> [Required work]
Skip the pictures and repeat each line of the data exactly.

> [Input]
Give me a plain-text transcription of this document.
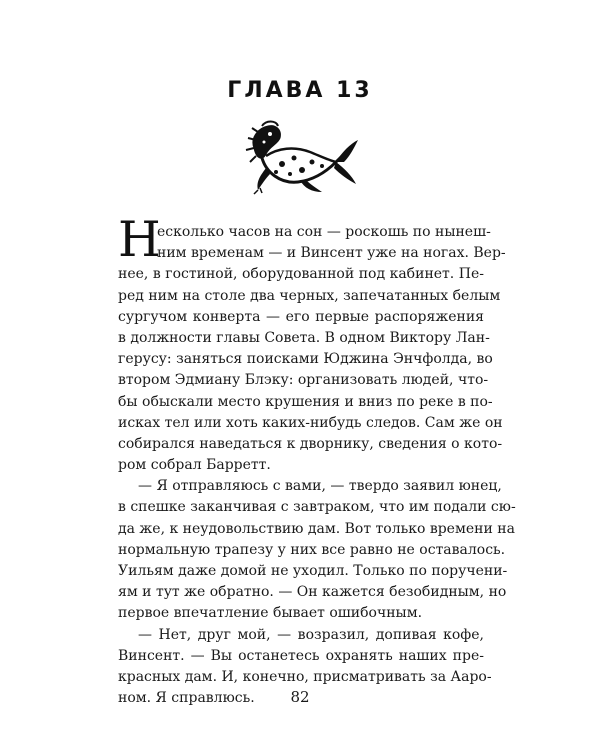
ГЛАВА 13
Н
есколько часов на сон — роскошь по нынеш-
ним временам — и Винсент уже на ногах. Вер-
нее, в гостиной, оборудованной под кабинет. Пе-
ред ним на столе два черных, запечатанных белым
сургучом конверта — его первые распоряжения
в должности главы Совета. В одном Виктору Лан-
герусу: заняться поисками Юджина Энчфолда, во
втором Эдмиану Блэку: организовать людей, что-
бы обыскали место крушения и вниз по реке в по-
исках тел или хоть каких-нибудь следов. Сам же он
собирался наведаться к дворнику, сведения о кото-
ром собрал Барретт.
— Я отправляюсь с вами, — твердо заявил юнец,
в спешке заканчивая с завтраком, что им подали сю-
да же, к неудовольствию дам. Вот только времени на
нормальную трапезу у них все равно не оставалось.
Уильям даже домой не уходил. Только по поручени-
ям и тут же обратно. — Он кажется безобидным, но
первое впечатление бывает ошибочным.
— Нет, друг мой, — возразил, допивая кофе,
Винсент. — Вы останетесь охранять наших пре-
красных дам. И, конечно, присматривать за Ааро-
ном. Я справлюсь.	82
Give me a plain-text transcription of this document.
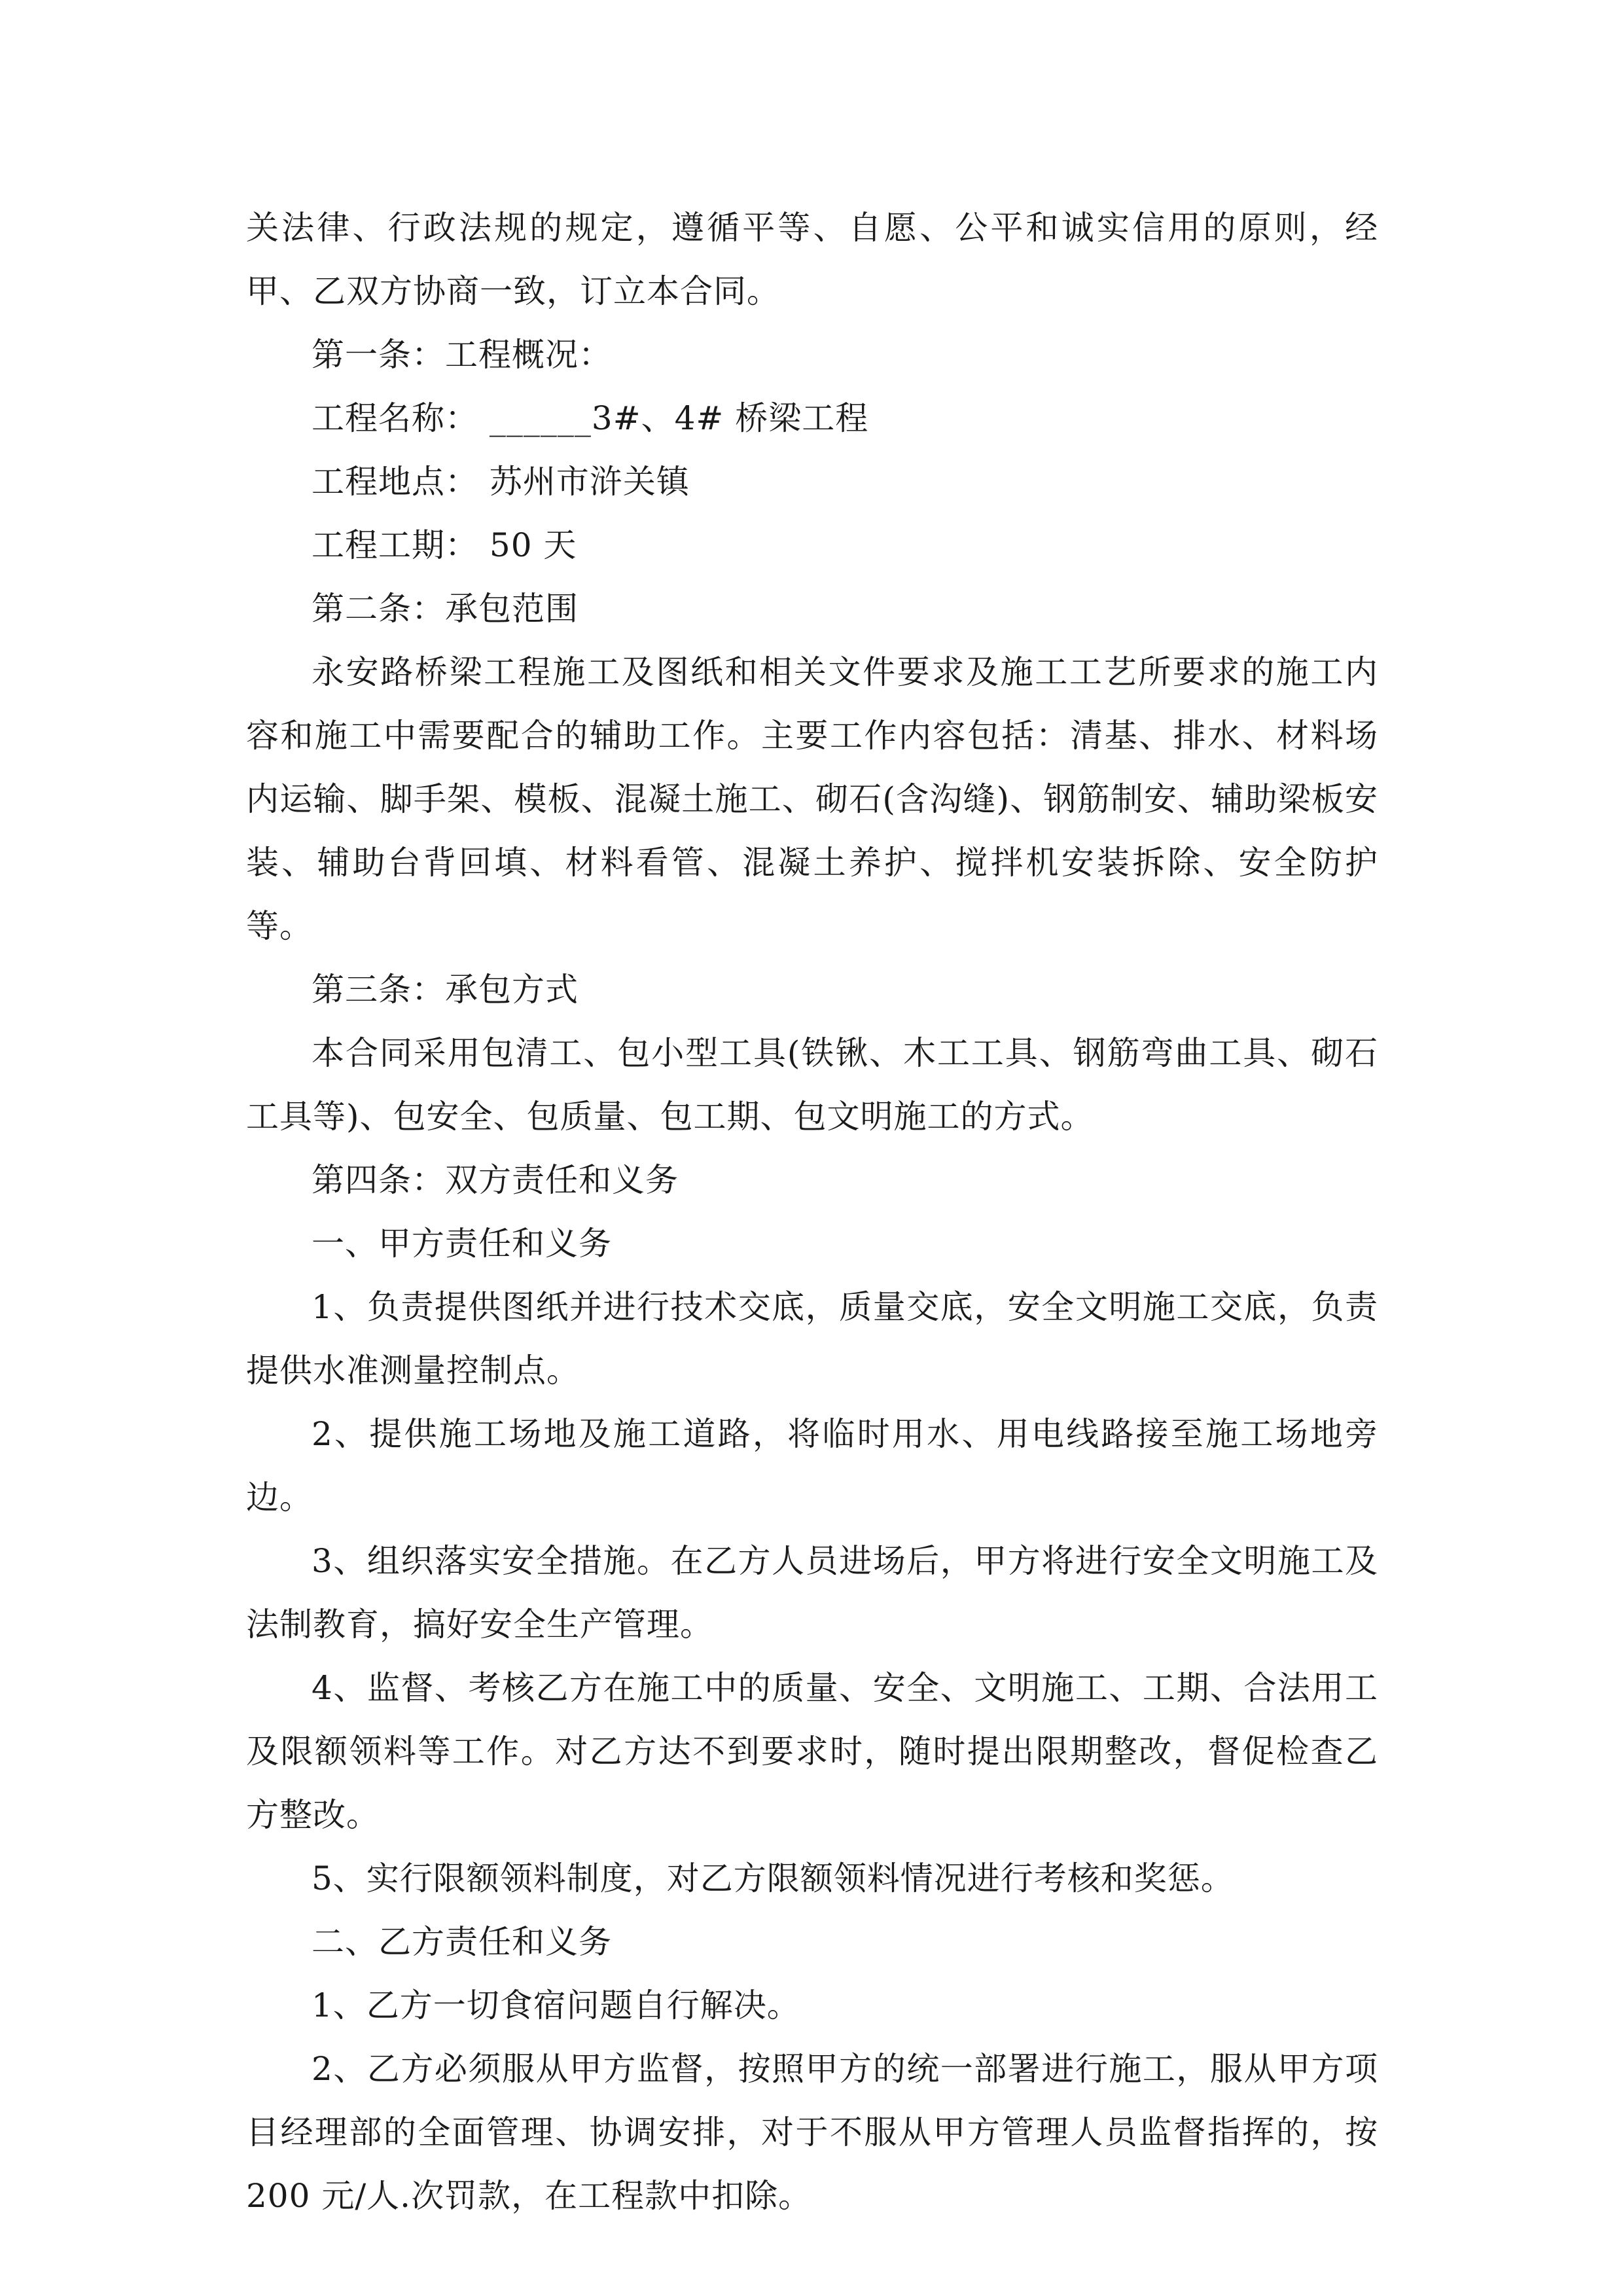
关法律、行政法规的规定，遵循平等、自愿、公平和诚实信用的原则，经甲、乙双方协商一致，订立本合同。

第一条：工程概况：

工程名称： ______3#、4# 桥梁工程

工程地点： 苏州市浒关镇

工程工期： 50 天

第二条：承包范围

永安路桥梁工程施工及图纸和相关文件要求及施工工艺所要求的施工内容和施工中需要配合的辅助工作。主要工作内容包括：清基、排水、材料场内运输、脚手架、模板、混凝土施工、砌石(含沟缝)、钢筋制安、辅助梁板安装、辅助台背回填、材料看管、混凝土养护、搅拌机安装拆除、安全防护等。

第三条：承包方式

本合同采用包清工、包小型工具(铁锹、木工工具、钢筋弯曲工具、砌石工具等)、包安全、包质量、包工期、包文明施工的方式。

第四条：双方责任和义务

一、甲方责任和义务

1、负责提供图纸并进行技术交底，质量交底，安全文明施工交底，负责提供水准测量控制点。

2、提供施工场地及施工道路，将临时用水、用电线路接至施工场地旁边。

3、组织落实安全措施。在乙方人员进场后，甲方将进行安全文明施工及法制教育，搞好安全生产管理。

4、监督、考核乙方在施工中的质量、安全、文明施工、工期、合法用工及限额领料等工作。对乙方达不到要求时，随时提出限期整改，督促检查乙方整改。

5、实行限额领料制度，对乙方限额领料情况进行考核和奖惩。

二、乙方责任和义务

1、乙方一切食宿问题自行解决。

2、乙方必须服从甲方监督，按照甲方的统一部署进行施工，服从甲方项目经理部的全面管理、协调安排，对于不服从甲方管理人员监督指挥的，按 200 元/人.次罚款，在工程款中扣除。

> [Answer to this task]
Give me a plain-text transcription of this document.
ГЛАВА 13
Н
есколько часов на сон — роскошь по нынеш-
ним временам — и Винсент уже на ногах. Вер-
нее, в гостиной, оборудованной под кабинет. Пе-
ред ним на столе два черных, запечатанных белым
сургучом конверта — его первые распоряжения
в должности главы Совета. В одном Виктору Лан-
герусу: заняться поисками Юджина Энчфолда, во
втором Эдмиану Блэку: организовать людей, что-
бы обыскали место крушения и вниз по реке в по-
исках тел или хоть каких-нибудь следов. Сам же он
собирался наведаться к дворнику, сведения о кото-
ром собрал Барретт.
— Я отправляюсь с вами, — твердо заявил юнец,
в спешке заканчивая с завтраком, что им подали сю-
да же, к неудовольствию дам. Вот только времени на
нормальную трапезу у них все равно не оставалось.
Уильям даже домой не уходил. Только по поручени-
ям и тут же обратно. — Он кажется безобидным, но
первое впечатление бывает ошибочным.
— Нет, друг мой, — возразил, допивая кофе,
Винсент. — Вы останетесь охранять наших пре-
красных дам. И, конечно, присматривать за Ааро-
ном. Я справлюсь.	82
Give me a plain-text transcription of this document.
关法律、行政法规的规定，遵循平等、自愿、公平和诚实信用的原则，经甲、乙双方协商一致，订立本合同。

第一条：工程概况：

工程名称： ______3#、4# 桥梁工程

工程地点： 苏州市浒关镇

工程工期： 50 天

第二条：承包范围

永安路桥梁工程施工及图纸和相关文件要求及施工工艺所要求的施工内容和施工中需要配合的辅助工作。主要工作内容包括：清基、排水、材料场内运输、脚手架、模板、混凝土施工、砌石(含沟缝)、钢筋制安、辅助梁板安装、辅助台背回填、材料看管、混凝土养护、搅拌机安装拆除、安全防护等。

第三条：承包方式

本合同采用包清工、包小型工具(铁锹、木工工具、钢筋弯曲工具、砌石工具等)、包安全、包质量、包工期、包文明施工的方式。

第四条：双方责任和义务

一、甲方责任和义务

1、负责提供图纸并进行技术交底，质量交底，安全文明施工交底，负责提供水准测量控制点。

2、提供施工场地及施工道路，将临时用水、用电线路接至施工场地旁边。

3、组织落实安全措施。在乙方人员进场后，甲方将进行安全文明施工及法制教育，搞好安全生产管理。

4、监督、考核乙方在施工中的质量、安全、文明施工、工期、合法用工及限额领料等工作。对乙方达不到要求时，随时提出限期整改，督促检查乙方整改。

5、实行限额领料制度，对乙方限额领料情况进行考核和奖惩。

二、乙方责任和义务

1、乙方一切食宿问题自行解决。

2、乙方必须服从甲方监督，按照甲方的统一部署进行施工，服从甲方项目经理部的全面管理、协调安排，对于不服从甲方管理人员监督指挥的，按 200 元/人.次罚款，在工程款中扣除。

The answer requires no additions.